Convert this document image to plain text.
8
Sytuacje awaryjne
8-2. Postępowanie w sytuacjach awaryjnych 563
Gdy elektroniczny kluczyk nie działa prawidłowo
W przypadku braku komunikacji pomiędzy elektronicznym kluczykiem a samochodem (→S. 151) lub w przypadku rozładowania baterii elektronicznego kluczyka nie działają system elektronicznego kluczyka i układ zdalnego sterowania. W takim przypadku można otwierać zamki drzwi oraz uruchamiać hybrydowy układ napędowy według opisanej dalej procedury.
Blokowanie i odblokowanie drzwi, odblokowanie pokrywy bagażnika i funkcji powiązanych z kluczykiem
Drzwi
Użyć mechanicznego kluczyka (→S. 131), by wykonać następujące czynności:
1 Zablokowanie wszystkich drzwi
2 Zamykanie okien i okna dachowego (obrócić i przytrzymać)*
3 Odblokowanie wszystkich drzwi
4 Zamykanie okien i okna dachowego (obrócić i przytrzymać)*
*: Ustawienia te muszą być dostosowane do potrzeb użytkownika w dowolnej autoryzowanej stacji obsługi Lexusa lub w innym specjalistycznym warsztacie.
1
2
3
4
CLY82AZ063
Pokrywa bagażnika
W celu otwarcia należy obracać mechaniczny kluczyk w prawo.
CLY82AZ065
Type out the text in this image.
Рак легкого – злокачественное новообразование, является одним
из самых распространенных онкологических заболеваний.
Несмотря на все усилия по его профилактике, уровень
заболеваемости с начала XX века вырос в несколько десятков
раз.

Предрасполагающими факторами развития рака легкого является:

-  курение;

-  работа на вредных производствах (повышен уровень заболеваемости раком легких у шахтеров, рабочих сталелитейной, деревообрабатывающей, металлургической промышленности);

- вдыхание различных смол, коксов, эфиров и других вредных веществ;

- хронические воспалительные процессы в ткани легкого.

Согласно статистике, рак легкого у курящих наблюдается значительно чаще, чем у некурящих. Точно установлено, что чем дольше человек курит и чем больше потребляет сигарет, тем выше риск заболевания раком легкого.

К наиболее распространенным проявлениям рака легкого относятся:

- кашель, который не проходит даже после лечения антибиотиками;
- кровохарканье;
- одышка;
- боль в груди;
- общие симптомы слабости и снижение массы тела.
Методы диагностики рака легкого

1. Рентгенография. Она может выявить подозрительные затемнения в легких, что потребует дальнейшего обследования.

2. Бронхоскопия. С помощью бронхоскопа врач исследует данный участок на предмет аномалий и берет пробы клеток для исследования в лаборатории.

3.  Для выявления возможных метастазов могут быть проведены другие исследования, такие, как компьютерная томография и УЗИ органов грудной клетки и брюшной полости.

○ ○ ○ ○ ○

◆ Exercise prompt
Copy each line of the entries that includes the word "this".

◆ Exercise output
Convert this document image to plain text.
Type out the text in this image.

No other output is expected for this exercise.